■ Provided material
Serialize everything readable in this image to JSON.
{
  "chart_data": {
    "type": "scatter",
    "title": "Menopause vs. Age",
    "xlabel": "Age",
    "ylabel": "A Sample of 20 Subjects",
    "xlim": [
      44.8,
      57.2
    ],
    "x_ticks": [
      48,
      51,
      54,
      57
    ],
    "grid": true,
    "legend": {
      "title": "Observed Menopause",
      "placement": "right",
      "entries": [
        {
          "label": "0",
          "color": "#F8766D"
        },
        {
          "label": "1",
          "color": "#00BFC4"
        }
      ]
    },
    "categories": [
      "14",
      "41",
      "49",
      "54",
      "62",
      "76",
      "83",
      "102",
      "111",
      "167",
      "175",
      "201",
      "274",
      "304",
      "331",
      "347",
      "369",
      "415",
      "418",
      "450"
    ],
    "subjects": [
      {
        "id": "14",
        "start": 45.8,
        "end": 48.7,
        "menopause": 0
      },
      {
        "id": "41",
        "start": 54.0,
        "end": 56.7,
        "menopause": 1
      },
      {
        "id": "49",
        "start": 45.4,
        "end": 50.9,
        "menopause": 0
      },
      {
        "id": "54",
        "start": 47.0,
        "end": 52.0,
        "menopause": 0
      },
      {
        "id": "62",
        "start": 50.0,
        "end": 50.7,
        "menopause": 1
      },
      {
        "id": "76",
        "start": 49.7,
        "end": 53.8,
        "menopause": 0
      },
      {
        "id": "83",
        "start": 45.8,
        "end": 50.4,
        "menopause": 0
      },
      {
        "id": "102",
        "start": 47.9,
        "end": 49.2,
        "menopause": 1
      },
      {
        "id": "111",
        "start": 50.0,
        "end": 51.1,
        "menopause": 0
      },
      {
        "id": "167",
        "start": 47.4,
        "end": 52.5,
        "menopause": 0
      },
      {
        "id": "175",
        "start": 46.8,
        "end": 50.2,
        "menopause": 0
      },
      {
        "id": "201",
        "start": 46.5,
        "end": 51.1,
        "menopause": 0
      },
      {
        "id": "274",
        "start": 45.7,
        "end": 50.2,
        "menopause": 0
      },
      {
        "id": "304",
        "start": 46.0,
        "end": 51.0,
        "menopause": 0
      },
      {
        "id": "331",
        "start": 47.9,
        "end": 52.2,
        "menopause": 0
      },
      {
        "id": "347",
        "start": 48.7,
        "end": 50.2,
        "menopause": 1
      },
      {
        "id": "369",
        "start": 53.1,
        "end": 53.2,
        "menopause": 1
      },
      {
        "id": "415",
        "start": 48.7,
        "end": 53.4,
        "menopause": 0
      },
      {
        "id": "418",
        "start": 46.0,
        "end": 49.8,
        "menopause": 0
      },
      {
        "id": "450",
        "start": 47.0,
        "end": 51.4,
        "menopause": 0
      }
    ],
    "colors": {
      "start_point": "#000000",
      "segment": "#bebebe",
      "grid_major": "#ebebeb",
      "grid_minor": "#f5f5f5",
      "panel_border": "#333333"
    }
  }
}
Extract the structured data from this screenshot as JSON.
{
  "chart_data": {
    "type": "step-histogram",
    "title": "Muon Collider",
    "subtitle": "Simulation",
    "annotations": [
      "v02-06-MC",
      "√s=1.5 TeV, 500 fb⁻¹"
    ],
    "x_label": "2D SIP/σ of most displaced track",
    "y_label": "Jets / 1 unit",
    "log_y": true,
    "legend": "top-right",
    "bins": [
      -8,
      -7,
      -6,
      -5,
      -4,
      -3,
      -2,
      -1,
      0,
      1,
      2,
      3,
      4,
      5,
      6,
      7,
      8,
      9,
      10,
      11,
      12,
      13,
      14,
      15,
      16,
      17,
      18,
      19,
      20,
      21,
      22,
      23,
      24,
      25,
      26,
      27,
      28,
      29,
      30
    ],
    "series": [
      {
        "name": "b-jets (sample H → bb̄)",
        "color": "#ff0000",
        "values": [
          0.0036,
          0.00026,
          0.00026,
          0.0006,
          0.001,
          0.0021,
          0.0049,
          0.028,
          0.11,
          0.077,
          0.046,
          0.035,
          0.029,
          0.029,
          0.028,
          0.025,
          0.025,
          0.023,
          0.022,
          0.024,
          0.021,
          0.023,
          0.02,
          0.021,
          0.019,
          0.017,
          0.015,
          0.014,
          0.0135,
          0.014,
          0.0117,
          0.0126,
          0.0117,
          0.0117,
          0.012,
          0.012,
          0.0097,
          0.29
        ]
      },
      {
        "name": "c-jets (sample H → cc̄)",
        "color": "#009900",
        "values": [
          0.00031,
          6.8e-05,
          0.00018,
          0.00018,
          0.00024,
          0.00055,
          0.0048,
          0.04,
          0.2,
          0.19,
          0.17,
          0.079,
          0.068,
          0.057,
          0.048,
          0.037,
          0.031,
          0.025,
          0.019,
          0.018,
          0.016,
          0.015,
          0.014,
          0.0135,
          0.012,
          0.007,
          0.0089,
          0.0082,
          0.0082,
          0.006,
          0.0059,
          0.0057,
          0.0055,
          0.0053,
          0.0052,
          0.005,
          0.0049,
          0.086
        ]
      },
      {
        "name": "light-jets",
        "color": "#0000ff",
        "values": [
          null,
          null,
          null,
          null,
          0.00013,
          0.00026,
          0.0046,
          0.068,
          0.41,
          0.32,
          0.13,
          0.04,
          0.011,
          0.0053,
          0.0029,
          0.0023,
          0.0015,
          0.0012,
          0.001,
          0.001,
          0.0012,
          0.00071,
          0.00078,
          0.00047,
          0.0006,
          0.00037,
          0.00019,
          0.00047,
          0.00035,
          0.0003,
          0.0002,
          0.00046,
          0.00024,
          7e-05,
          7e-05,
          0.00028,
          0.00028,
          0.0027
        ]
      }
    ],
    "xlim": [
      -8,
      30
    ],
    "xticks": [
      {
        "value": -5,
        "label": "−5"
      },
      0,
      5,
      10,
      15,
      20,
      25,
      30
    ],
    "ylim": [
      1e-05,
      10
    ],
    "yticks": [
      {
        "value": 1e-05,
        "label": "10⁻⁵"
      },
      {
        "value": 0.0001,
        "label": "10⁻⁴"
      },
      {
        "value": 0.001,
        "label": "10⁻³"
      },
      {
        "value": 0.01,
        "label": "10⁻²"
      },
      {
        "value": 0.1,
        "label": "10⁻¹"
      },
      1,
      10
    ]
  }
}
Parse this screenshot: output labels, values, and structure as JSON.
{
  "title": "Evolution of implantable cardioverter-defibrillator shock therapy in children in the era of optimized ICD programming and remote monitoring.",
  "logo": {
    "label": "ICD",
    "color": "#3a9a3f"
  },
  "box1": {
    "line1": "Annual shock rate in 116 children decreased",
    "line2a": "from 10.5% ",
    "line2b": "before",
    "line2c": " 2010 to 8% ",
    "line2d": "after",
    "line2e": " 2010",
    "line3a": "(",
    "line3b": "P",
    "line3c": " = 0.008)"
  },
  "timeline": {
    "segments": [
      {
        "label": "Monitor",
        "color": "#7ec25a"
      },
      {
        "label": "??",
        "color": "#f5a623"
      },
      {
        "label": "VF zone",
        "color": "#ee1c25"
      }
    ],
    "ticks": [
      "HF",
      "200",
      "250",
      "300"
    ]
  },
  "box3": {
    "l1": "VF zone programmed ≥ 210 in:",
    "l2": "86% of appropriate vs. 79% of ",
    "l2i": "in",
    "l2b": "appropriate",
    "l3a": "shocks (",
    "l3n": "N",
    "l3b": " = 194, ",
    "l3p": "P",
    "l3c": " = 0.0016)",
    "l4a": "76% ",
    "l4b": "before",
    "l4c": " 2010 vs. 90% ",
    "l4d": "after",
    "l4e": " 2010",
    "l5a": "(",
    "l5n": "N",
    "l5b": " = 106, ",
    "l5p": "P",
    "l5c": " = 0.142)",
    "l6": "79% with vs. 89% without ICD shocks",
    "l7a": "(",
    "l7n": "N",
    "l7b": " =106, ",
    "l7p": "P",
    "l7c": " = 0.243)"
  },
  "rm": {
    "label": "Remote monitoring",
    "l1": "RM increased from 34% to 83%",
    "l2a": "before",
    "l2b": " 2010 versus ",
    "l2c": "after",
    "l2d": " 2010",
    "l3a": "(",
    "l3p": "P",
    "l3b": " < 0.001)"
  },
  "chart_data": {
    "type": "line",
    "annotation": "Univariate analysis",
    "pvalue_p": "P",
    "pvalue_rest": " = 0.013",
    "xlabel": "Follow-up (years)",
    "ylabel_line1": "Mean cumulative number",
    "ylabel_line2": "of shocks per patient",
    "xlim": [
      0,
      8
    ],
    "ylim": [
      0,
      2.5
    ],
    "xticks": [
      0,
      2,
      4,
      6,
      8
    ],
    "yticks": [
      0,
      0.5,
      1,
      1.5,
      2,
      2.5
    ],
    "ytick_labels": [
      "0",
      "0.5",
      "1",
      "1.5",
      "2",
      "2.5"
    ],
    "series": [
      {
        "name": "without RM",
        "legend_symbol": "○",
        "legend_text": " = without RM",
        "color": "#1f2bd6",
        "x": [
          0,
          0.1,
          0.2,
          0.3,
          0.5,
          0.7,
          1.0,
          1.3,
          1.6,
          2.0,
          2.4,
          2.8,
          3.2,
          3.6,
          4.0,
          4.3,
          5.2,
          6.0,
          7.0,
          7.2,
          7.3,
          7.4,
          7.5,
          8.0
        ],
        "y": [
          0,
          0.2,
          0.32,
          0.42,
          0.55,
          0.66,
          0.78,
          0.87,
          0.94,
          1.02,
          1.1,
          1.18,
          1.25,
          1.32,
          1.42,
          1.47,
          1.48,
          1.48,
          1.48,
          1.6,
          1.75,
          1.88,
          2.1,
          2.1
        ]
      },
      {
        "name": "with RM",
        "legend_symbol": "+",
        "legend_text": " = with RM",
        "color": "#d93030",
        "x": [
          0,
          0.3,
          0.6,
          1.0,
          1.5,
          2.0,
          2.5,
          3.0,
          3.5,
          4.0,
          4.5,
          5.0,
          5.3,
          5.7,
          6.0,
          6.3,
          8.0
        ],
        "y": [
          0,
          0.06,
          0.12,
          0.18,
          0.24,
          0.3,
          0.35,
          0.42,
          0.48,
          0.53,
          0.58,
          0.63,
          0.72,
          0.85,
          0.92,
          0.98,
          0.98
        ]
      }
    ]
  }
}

■ Your instructions
Select the lines from the entries that include the word "this".

■ Result below
Serialize everything readable in this image to JSON.
Extract the structured data from this screenshot as JSON.
Parse this screenshot: output labels, values, and structure as JSON.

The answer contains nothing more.